Input:
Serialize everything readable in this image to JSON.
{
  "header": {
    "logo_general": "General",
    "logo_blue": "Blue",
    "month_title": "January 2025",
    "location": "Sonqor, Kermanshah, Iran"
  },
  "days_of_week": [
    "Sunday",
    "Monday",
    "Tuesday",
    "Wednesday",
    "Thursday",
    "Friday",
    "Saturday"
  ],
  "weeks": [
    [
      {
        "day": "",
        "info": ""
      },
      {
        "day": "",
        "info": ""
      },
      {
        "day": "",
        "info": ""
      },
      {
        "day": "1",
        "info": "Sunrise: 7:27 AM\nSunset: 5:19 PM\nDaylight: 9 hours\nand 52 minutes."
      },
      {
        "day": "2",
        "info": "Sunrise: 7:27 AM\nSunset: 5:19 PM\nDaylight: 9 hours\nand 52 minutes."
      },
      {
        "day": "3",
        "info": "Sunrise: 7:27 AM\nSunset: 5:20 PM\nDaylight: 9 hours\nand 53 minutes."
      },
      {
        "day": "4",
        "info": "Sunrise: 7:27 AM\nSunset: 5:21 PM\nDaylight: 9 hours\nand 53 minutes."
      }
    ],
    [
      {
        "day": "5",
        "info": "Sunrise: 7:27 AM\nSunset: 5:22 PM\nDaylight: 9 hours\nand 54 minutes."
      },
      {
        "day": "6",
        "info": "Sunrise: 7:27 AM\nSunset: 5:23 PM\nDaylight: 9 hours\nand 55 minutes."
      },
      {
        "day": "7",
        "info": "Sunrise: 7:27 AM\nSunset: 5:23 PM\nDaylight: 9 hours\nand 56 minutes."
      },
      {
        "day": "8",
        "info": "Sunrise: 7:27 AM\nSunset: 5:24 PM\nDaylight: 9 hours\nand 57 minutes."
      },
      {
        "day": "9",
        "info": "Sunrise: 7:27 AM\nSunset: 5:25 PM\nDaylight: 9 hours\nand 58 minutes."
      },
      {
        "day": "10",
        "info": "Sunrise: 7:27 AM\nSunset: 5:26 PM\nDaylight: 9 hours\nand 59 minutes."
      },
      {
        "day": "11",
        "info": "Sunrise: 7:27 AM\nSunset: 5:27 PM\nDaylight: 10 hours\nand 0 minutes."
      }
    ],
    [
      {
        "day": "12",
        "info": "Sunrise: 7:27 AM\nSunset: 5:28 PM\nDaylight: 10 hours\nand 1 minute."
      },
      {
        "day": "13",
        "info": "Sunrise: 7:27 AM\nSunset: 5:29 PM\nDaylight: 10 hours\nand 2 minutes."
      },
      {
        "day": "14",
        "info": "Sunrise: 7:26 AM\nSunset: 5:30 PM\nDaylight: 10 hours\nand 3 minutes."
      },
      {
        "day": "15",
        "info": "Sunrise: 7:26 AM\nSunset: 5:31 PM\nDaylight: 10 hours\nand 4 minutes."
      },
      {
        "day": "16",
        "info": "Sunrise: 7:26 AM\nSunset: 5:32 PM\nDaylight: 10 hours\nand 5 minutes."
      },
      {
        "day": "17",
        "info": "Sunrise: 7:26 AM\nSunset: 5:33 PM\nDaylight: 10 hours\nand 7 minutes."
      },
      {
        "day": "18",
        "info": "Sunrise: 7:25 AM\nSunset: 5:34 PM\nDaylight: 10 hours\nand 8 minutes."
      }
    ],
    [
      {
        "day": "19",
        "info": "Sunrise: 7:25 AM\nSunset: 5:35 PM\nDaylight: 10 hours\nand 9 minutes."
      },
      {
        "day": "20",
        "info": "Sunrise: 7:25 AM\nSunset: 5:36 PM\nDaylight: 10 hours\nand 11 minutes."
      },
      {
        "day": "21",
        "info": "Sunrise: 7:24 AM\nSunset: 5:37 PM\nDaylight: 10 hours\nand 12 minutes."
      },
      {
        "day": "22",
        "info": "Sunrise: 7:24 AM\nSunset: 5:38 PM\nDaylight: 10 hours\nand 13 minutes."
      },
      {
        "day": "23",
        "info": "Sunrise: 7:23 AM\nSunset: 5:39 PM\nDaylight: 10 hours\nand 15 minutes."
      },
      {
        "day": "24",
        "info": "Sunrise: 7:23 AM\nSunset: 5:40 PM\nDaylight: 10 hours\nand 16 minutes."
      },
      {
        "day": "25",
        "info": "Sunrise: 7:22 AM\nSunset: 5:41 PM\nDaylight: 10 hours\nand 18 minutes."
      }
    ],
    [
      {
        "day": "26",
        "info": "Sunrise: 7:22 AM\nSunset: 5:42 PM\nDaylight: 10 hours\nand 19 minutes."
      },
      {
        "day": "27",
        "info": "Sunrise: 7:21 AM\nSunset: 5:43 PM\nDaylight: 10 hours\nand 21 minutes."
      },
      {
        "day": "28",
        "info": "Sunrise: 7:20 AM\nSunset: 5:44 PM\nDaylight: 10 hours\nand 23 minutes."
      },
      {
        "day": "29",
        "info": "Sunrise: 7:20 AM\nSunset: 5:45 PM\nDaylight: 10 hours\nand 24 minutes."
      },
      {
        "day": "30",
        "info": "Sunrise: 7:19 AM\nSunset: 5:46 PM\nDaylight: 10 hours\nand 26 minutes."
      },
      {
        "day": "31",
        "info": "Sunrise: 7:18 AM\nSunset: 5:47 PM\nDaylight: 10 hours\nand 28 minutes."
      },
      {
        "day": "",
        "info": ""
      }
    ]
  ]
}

Exercise details:
All of the entries above should be written out again exactly.

Written answer:
Serialize everything readable in this image to JSON.
{
  "header": {
    "logo_general": "General",
    "logo_blue": "Blue",
    "month_title": "January 2025",
    "location": "Sonqor, Kermanshah, Iran"
  },
  "days_of_week": [
    "Sunday",
    "Monday",
    "Tuesday",
    "Wednesday",
    "Thursday",
    "Friday",
    "Saturday"
  ],
  "weeks": [
    [
      {
        "day": "",
        "info": ""
      },
      {
        "day": "",
        "info": ""
      },
      {
        "day": "",
        "info": ""
      },
      {
        "day": "1",
        "info": "Sunrise: 7:27 AM\nSunset: 5:19 PM\nDaylight: 9 hours\nand 52 minutes."
      },
      {
        "day": "2",
        "info": "Sunrise: 7:27 AM\nSunset: 5:19 PM\nDaylight: 9 hours\nand 52 minutes."
      },
      {
        "day": "3",
        "info": "Sunrise: 7:27 AM\nSunset: 5:20 PM\nDaylight: 9 hours\nand 53 minutes."
      },
      {
        "day": "4",
        "info": "Sunrise: 7:27 AM\nSunset: 5:21 PM\nDaylight: 9 hours\nand 53 minutes."
      }
    ],
    [
      {
        "day": "5",
        "info": "Sunrise: 7:27 AM\nSunset: 5:22 PM\nDaylight: 9 hours\nand 54 minutes."
      },
      {
        "day": "6",
        "info": "Sunrise: 7:27 AM\nSunset: 5:23 PM\nDaylight: 9 hours\nand 55 minutes."
      },
      {
        "day": "7",
        "info": "Sunrise: 7:27 AM\nSunset: 5:23 PM\nDaylight: 9 hours\nand 56 minutes."
      },
      {
        "day": "8",
        "info": "Sunrise: 7:27 AM\nSunset: 5:24 PM\nDaylight: 9 hours\nand 57 minutes."
      },
      {
        "day": "9",
        "info": "Sunrise: 7:27 AM\nSunset: 5:25 PM\nDaylight: 9 hours\nand 58 minutes."
      },
      {
        "day": "10",
        "info": "Sunrise: 7:27 AM\nSunset: 5:26 PM\nDaylight: 9 hours\nand 59 minutes."
      },
      {
        "day": "11",
        "info": "Sunrise: 7:27 AM\nSunset: 5:27 PM\nDaylight: 10 hours\nand 0 minutes."
      }
    ],
    [
      {
        "day": "12",
        "info": "Sunrise: 7:27 AM\nSunset: 5:28 PM\nDaylight: 10 hours\nand 1 minute."
      },
      {
        "day": "13",
        "info": "Sunrise: 7:27 AM\nSunset: 5:29 PM\nDaylight: 10 hours\nand 2 minutes."
      },
      {
        "day": "14",
        "info": "Sunrise: 7:26 AM\nSunset: 5:30 PM\nDaylight: 10 hours\nand 3 minutes."
      },
      {
        "day": "15",
        "info": "Sunrise: 7:26 AM\nSunset: 5:31 PM\nDaylight: 10 hours\nand 4 minutes."
      },
      {
        "day": "16",
        "info": "Sunrise: 7:26 AM\nSunset: 5:32 PM\nDaylight: 10 hours\nand 5 minutes."
      },
      {
        "day": "17",
        "info": "Sunrise: 7:26 AM\nSunset: 5:33 PM\nDaylight: 10 hours\nand 7 minutes."
      },
      {
        "day": "18",
        "info": "Sunrise: 7:25 AM\nSunset: 5:34 PM\nDaylight: 10 hours\nand 8 minutes."
      }
    ],
    [
      {
        "day": "19",
        "info": "Sunrise: 7:25 AM\nSunset: 5:35 PM\nDaylight: 10 hours\nand 9 minutes."
      },
      {
        "day": "20",
        "info": "Sunrise: 7:25 AM\nSunset: 5:36 PM\nDaylight: 10 hours\nand 11 minutes."
      },
      {
        "day": "21",
        "info": "Sunrise: 7:24 AM\nSunset: 5:37 PM\nDaylight: 10 hours\nand 12 minutes."
      },
      {
        "day": "22",
        "info": "Sunrise: 7:24 AM\nSunset: 5:38 PM\nDaylight: 10 hours\nand 13 minutes."
      },
      {
        "day": "23",
        "info": "Sunrise: 7:23 AM\nSunset: 5:39 PM\nDaylight: 10 hours\nand 15 minutes."
      },
      {
        "day": "24",
        "info": "Sunrise: 7:23 AM\nSunset: 5:40 PM\nDaylight: 10 hours\nand 16 minutes."
      },
      {
        "day": "25",
        "info": "Sunrise: 7:22 AM\nSunset: 5:41 PM\nDaylight: 10 hours\nand 18 minutes."
      }
    ],
    [
      {
        "day": "26",
        "info": "Sunrise: 7:22 AM\nSunset: 5:42 PM\nDaylight: 10 hours\nand 19 minutes."
      },
      {
        "day": "27",
        "info": "Sunrise: 7:21 AM\nSunset: 5:43 PM\nDaylight: 10 hours\nand 21 minutes."
      },
      {
        "day": "28",
        "info": "Sunrise: 7:20 AM\nSunset: 5:44 PM\nDaylight: 10 hours\nand 23 minutes."
      },
      {
        "day": "29",
        "info": "Sunrise: 7:20 AM\nSunset: 5:45 PM\nDaylight: 10 hours\nand 24 minutes."
      },
      {
        "day": "30",
        "info": "Sunrise: 7:19 AM\nSunset: 5:46 PM\nDaylight: 10 hours\nand 26 minutes."
      },
      {
        "day": "31",
        "info": "Sunrise: 7:18 AM\nSunset: 5:47 PM\nDaylight: 10 hours\nand 28 minutes."
      },
      {
        "day": "",
        "info": ""
      }
    ]
  ]
}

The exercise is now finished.